Extracts from a graphics dataset
☆ ☆ ☆ ☆ ☆ ☆ ☆

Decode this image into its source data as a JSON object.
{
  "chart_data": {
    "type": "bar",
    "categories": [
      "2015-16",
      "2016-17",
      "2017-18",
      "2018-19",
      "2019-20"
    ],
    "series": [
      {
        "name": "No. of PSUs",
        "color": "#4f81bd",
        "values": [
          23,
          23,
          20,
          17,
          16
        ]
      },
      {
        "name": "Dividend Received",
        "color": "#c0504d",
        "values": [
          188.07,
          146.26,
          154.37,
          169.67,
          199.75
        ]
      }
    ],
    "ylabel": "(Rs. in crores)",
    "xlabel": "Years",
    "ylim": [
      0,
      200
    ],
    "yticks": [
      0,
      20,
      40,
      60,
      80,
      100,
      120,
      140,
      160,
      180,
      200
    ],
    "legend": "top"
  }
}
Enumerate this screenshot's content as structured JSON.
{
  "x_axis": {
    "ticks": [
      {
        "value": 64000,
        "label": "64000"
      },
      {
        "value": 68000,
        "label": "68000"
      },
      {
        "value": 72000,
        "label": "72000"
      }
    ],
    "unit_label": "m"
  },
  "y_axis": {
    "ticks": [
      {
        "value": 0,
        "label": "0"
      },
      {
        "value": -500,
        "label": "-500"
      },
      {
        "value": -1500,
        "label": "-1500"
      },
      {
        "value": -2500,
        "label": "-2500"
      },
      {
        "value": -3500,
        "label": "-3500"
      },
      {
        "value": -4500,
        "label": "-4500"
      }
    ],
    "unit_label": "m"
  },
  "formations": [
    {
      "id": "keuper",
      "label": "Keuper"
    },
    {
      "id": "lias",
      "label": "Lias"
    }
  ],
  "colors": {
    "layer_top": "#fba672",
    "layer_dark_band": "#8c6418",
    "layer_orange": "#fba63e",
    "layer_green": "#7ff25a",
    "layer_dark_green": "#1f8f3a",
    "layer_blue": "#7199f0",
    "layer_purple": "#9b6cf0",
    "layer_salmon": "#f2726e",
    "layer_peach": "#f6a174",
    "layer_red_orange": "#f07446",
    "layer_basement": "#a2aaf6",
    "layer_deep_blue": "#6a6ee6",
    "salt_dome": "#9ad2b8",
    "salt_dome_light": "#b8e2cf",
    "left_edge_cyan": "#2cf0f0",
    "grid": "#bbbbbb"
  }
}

☆ ☆ ☆ ☆ ☆ ☆ ☆

# Given task
Set down nothing but the lines from the one with "Enumerate this screenshot's" through the end of the records, keeping each line exactly as written and including both ends.

# Task answer
Enumerate this screenshot's content as structured JSON.
{
  "x_axis": {
    "ticks": [
      {
        "value": 64000,
        "label": "64000"
      },
      {
        "value": 68000,
        "label": "68000"
      },
      {
        "value": 72000,
        "label": "72000"
      }
    ],
    "unit_label": "m"
  },
  "y_axis": {
    "ticks": [
      {
        "value": 0,
        "label": "0"
      },
      {
        "value": -500,
        "label": "-500"
      },
      {
        "value": -1500,
        "label": "-1500"
      },
      {
        "value": -2500,
        "label": "-2500"
      },
      {
        "value": -3500,
        "label": "-3500"
      },
      {
        "value": -4500,
        "label": "-4500"
      }
    ],
    "unit_label": "m"
  },
  "formations": [
    {
      "id": "keuper",
      "label": "Keuper"
    },
    {
      "id": "lias",
      "label": "Lias"
    }
  ],
  "colors": {
    "layer_top": "#fba672",
    "layer_dark_band": "#8c6418",
    "layer_orange": "#fba63e",
    "layer_green": "#7ff25a",
    "layer_dark_green": "#1f8f3a",
    "layer_blue": "#7199f0",
    "layer_purple": "#9b6cf0",
    "layer_salmon": "#f2726e",
    "layer_peach": "#f6a174",
    "layer_red_orange": "#f07446",
    "layer_basement": "#a2aaf6",
    "layer_deep_blue": "#6a6ee6",
    "salt_dome": "#9ad2b8",
    "salt_dome_light": "#b8e2cf",
    "left_edge_cyan": "#2cf0f0",
    "grid": "#bbbbbb"
  }
}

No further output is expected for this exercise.